# START OF DATA SECTION

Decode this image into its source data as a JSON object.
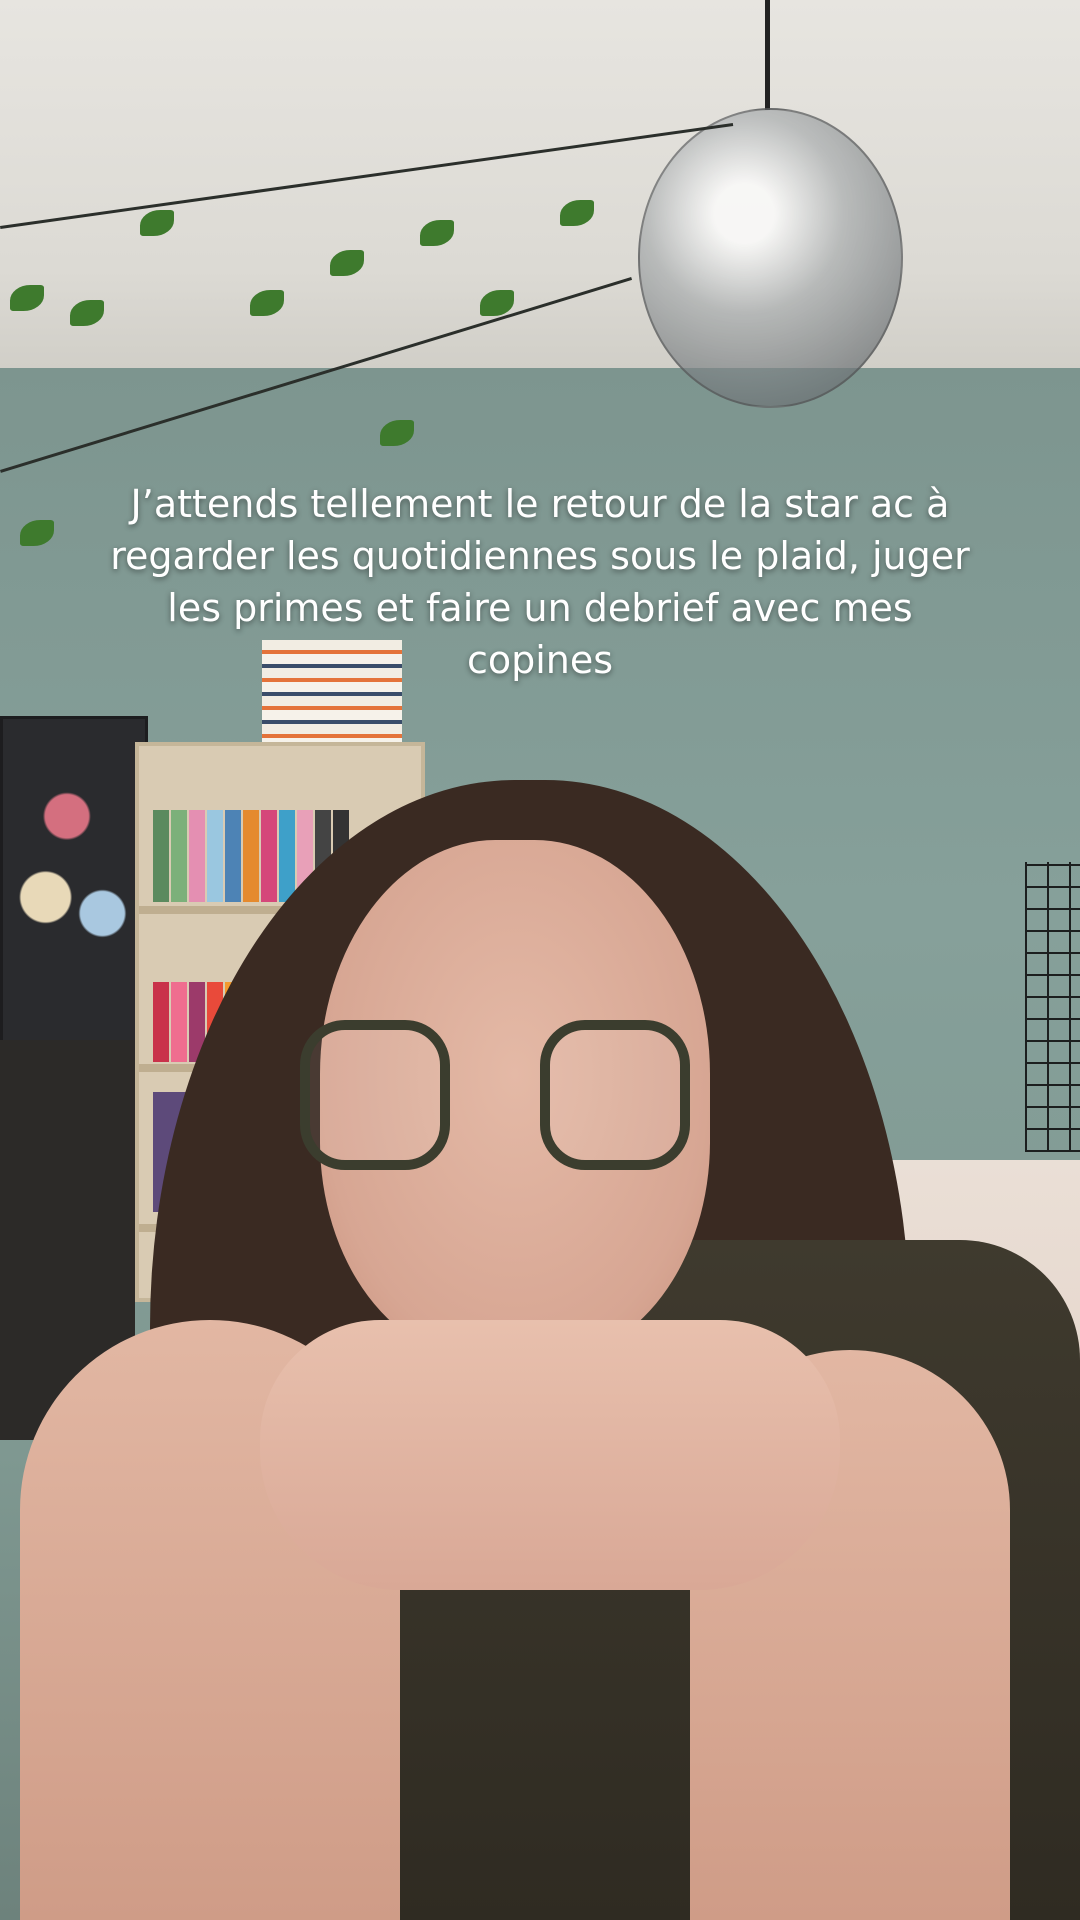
{
  "overlay": {
    "caption_lines": [
      "J’attends tellement le retour de la star ac à",
      "regarder les quotidiennes sous le plaid, juger",
      "les primes et faire un debrief avec mes",
      "copines"
    ]
  },
  "scene": {
    "wall_color": "#7d958f",
    "ceiling_color": "#e7e5e0",
    "shirt_color": "#3f3a2e"
  }
}
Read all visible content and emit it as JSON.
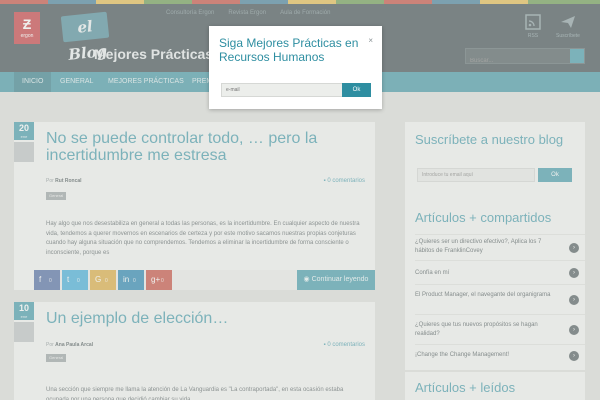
{
  "header": {
    "logo_text": "ergon",
    "blog_badge": "el Blog",
    "site_title": "Mejores Prácticas en Recursos Humanos",
    "top_links": [
      "Consultoría Ergon",
      "Revista Ergon",
      "Aula de Formación"
    ],
    "rss_label": "RSS",
    "newsletter_label": "Suscríbete",
    "search_placeholder": "Buscar..."
  },
  "nav": {
    "items": [
      "INICIO",
      "GENERAL",
      "MEJORES PRÁCTICAS",
      "PREMIOS"
    ]
  },
  "modal": {
    "title": "Siga Mejores Prácticas en Recursos Humanos",
    "close": "×",
    "email_placeholder": "e-mail",
    "ok_label": "Ok"
  },
  "posts": [
    {
      "day": "20",
      "month": "ene",
      "title": "No se puede controlar todo, … pero la incertidumbre me estresa",
      "by": "Por",
      "author": "Rut Roncal",
      "comments": "0 comentarios",
      "tag": "General",
      "excerpt": "Hay algo que nos desestabiliza en general a todas las personas, es la incertidumbre. En cualquier aspecto de nuestra vida, tendemos a querer movernos en escenarios de certeza y por este motivo sacamos nuestras propias conjeturas cuando hay alguna situación que no comprendemos. Tendemos a eliminar la incertidumbre de forma consciente o inconsciente, porque es",
      "shares": [
        {
          "icon": "f",
          "count": "0",
          "color": "#3b5998"
        },
        {
          "icon": "t",
          "count": "0",
          "color": "#2ba3d6"
        },
        {
          "icon": "G",
          "count": "0",
          "color": "#d8a12a"
        },
        {
          "icon": "in",
          "count": "0",
          "color": "#0e76a8"
        },
        {
          "icon": "g+",
          "count": "0",
          "color": "#c0392b"
        }
      ],
      "read_more": "Continuar leyendo"
    },
    {
      "day": "10",
      "month": "ene",
      "title": "Un ejemplo de elección…",
      "by": "Por",
      "author": "Ana Paula Arcal",
      "comments": "0 comentarios",
      "tag": "General",
      "excerpt": "Una sección que siempre me llama la atención de La Vanguardia es \"La contraportada\", en esta ocasión estaba ocupada por una persona que decidió cambiar su vida"
    }
  ],
  "sidebar": {
    "subscribe_title": "Suscríbete a nuestro blog",
    "subscribe_placeholder": "Introduce tu email aquí",
    "subscribe_button": "Ok",
    "shared_title": "Artículos + compartidos",
    "shared_items": [
      "¿Quieres ser un directivo efectivo?, Aplica los 7 hábitos de FranklinCovey",
      "Confía en mí",
      "El Product Manager, el navegante del organigrama",
      "¿Quieres que tus nuevos propósitos se hagan realidad?",
      "¡Change the Change Management!"
    ],
    "read_title": "Artículos + leídos"
  }
}
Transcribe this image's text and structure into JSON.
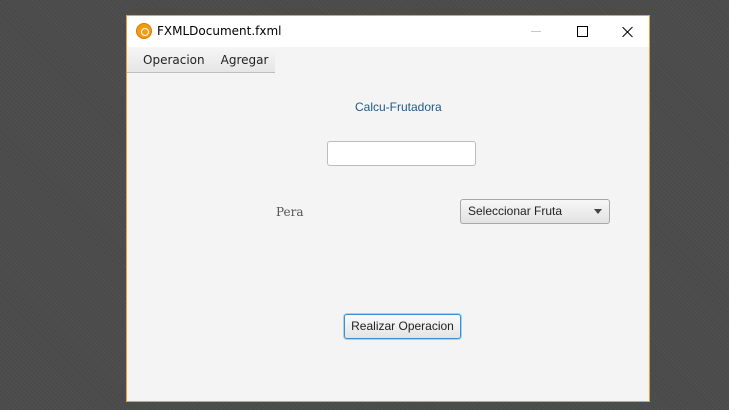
{
  "window": {
    "title": "FXMLDocument.fxml"
  },
  "menubar": {
    "items": [
      {
        "label": "Operacion"
      },
      {
        "label": "Agregar"
      }
    ]
  },
  "content": {
    "title": "Calcu-Frutadora",
    "input": {
      "value": "",
      "placeholder": ""
    },
    "fruit_label": "Pera",
    "select": {
      "selected": "Seleccionar Fruta"
    },
    "action_button": "Realizar Operacion"
  },
  "colors": {
    "window_border": "#e8a33a",
    "title_text": "#1f5a8c",
    "focus_border": "#3a8fd2"
  }
}
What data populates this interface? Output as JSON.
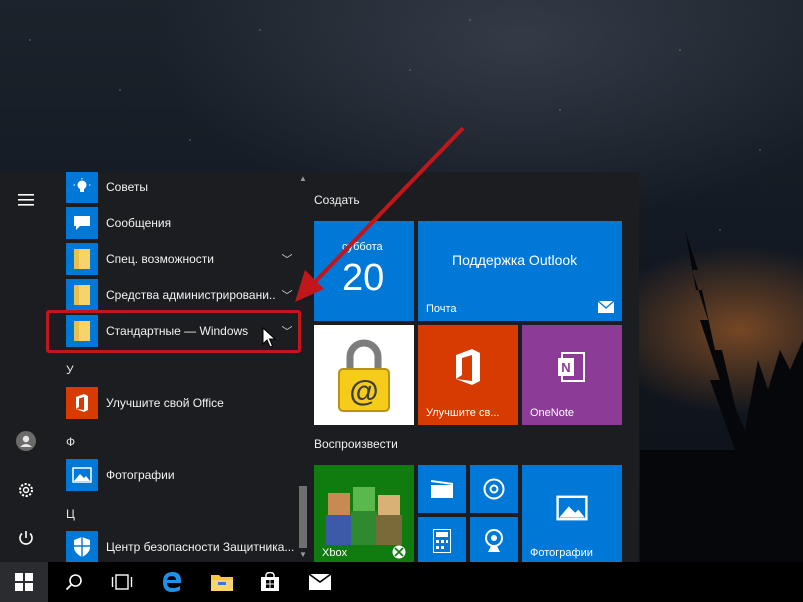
{
  "start_menu": {
    "apps": [
      {
        "label": "Советы",
        "icon": "lightbulb-icon",
        "color": "#0078d7"
      },
      {
        "label": "Сообщения",
        "icon": "message-icon",
        "color": "#0078d7"
      },
      {
        "label": "Спец. возможности",
        "icon": "folder-icon",
        "color": "#0078d7",
        "expandable": true
      },
      {
        "label": "Средства администрировани...",
        "icon": "folder-icon",
        "color": "#0078d7",
        "expandable": true
      },
      {
        "label": "Стандартные — Windows",
        "icon": "folder-icon",
        "color": "#0078d7",
        "expandable": true,
        "highlighted": true
      }
    ],
    "letter_u": "У",
    "app_office": {
      "label": "Улучшите свой Office",
      "icon": "office-icon",
      "color": "#d83b01"
    },
    "letter_f": "Ф",
    "app_photos": {
      "label": "Фотографии",
      "icon": "photos-icon",
      "color": "#0078d7"
    },
    "letter_ts": "Ц",
    "app_defender": {
      "label": "Центр безопасности Защитника...",
      "icon": "shield-icon",
      "color": "#0078d7"
    },
    "scroll_position": 0.85
  },
  "tiles": {
    "group_create": "Создать",
    "calendar": {
      "day": "суббота",
      "date": "20",
      "color": "#0078d7"
    },
    "mail": {
      "title": "Поддержка Outlook",
      "label": "Почта",
      "color": "#0078d7"
    },
    "keeper": {
      "color": "#ffffff"
    },
    "office": {
      "label": "Улучшите св...",
      "color": "#d83b01"
    },
    "onenote": {
      "label": "OneNote",
      "color": "#8c3c97"
    },
    "group_play": "Воспроизвести",
    "xbox": {
      "label": "Xbox",
      "color": "#107c10"
    },
    "photos": {
      "label": "Фотографии",
      "color": "#0078d7"
    },
    "small_color": "#0078d7"
  },
  "annotation": {
    "color": "#c1171b"
  }
}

# END OF DATA SECTION

# THE EXERCISE:
Scan the material above. Return every line containing the string "excerpt".

# ANSWER BELOW:
      "excerpt": "Hay algo que nos desestabiliza en general a todas las personas, es la incertidumbre. En cualquier aspecto de nuestra vida, tendemos a querer movernos en escenarios de certeza y por este motivo sacamos nuestras propias conjeturas cuando hay alguna situación que no comprendemos. Tendemos a eliminar la incertidumbre de forma consciente o inconsciente, porque es",
      "excerpt": "Una sección que siempre me llama la atención de La Vanguardia es \"La contraportada\", en esta ocasión estaba ocupada por una persona que decidió cambiar su vida"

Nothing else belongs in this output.